-- begin Records for this exercise --

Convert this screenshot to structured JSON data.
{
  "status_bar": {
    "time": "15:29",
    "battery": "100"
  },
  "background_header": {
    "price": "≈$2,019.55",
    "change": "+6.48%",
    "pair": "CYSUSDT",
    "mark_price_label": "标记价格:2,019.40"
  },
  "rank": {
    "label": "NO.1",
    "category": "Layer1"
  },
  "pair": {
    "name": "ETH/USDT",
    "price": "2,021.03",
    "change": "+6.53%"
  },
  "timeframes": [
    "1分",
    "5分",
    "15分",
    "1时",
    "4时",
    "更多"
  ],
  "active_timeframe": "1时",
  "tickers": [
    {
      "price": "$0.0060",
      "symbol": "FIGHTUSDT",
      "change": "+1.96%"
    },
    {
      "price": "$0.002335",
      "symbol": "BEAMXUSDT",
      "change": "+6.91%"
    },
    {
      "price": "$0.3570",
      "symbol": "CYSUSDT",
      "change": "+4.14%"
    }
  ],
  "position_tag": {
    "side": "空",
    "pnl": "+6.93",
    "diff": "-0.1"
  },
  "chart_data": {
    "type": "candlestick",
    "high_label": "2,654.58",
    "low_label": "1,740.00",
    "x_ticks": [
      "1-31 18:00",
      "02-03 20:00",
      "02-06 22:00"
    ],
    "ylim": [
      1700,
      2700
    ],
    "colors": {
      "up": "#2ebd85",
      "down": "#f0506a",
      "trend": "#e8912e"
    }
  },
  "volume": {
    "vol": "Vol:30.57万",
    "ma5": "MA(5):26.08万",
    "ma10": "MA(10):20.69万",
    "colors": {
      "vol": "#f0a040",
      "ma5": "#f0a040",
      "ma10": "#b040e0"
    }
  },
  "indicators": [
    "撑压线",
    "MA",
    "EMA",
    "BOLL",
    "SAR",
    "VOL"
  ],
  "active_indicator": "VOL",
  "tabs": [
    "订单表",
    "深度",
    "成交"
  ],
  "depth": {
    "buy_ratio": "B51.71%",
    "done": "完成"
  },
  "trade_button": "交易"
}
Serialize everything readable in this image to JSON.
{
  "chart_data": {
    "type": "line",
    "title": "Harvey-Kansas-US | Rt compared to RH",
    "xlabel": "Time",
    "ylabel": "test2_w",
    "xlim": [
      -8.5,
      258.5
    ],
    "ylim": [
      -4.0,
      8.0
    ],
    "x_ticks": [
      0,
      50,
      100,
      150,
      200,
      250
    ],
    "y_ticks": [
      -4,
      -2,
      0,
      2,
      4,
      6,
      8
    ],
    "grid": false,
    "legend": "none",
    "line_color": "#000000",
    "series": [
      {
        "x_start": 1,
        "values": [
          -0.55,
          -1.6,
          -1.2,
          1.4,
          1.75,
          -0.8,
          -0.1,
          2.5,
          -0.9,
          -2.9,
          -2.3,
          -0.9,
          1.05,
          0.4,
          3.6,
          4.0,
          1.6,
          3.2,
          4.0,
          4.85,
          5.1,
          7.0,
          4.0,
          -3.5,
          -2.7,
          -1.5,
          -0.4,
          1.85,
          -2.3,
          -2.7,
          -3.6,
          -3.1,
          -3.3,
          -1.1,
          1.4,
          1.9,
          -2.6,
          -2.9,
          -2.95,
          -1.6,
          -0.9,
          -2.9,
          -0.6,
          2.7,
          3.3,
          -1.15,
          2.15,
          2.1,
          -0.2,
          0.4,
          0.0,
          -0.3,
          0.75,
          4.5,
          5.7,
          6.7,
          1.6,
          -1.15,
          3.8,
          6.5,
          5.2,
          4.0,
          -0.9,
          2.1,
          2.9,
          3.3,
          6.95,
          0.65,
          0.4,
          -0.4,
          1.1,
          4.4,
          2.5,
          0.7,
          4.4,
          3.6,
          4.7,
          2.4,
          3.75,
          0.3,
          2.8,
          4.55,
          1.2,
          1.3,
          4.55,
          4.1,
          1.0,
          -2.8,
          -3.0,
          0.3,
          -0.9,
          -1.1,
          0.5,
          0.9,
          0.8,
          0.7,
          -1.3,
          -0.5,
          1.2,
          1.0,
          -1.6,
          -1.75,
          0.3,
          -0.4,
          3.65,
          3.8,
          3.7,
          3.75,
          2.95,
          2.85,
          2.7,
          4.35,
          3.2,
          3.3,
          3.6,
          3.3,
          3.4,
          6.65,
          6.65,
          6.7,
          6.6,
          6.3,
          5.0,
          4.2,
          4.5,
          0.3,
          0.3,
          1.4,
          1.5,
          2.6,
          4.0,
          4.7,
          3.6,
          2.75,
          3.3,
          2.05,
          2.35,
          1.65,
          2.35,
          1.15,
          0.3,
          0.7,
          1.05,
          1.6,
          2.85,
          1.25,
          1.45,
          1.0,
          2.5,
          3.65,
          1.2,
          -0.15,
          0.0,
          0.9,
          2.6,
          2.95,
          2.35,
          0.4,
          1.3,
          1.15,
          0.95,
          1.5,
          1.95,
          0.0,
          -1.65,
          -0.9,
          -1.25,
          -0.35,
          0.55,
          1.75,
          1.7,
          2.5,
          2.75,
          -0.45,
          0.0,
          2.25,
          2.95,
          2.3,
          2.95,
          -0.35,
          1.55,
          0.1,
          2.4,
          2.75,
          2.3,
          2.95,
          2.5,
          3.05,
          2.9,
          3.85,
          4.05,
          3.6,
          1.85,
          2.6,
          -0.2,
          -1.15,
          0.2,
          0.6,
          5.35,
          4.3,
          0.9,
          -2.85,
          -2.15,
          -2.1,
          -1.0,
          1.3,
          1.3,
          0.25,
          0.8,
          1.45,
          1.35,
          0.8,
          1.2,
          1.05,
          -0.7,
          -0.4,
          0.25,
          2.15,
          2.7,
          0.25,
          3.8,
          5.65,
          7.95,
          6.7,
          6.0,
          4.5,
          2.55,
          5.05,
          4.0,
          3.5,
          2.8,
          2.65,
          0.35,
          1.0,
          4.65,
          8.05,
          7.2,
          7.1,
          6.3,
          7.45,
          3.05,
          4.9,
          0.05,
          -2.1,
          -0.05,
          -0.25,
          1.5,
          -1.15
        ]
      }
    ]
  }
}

-- end Records for this exercise --

→ **What you are asked to do**
Report the number of lines in the listing above that include the word "symbol", and nothing else.

→ **Exercise solution**
3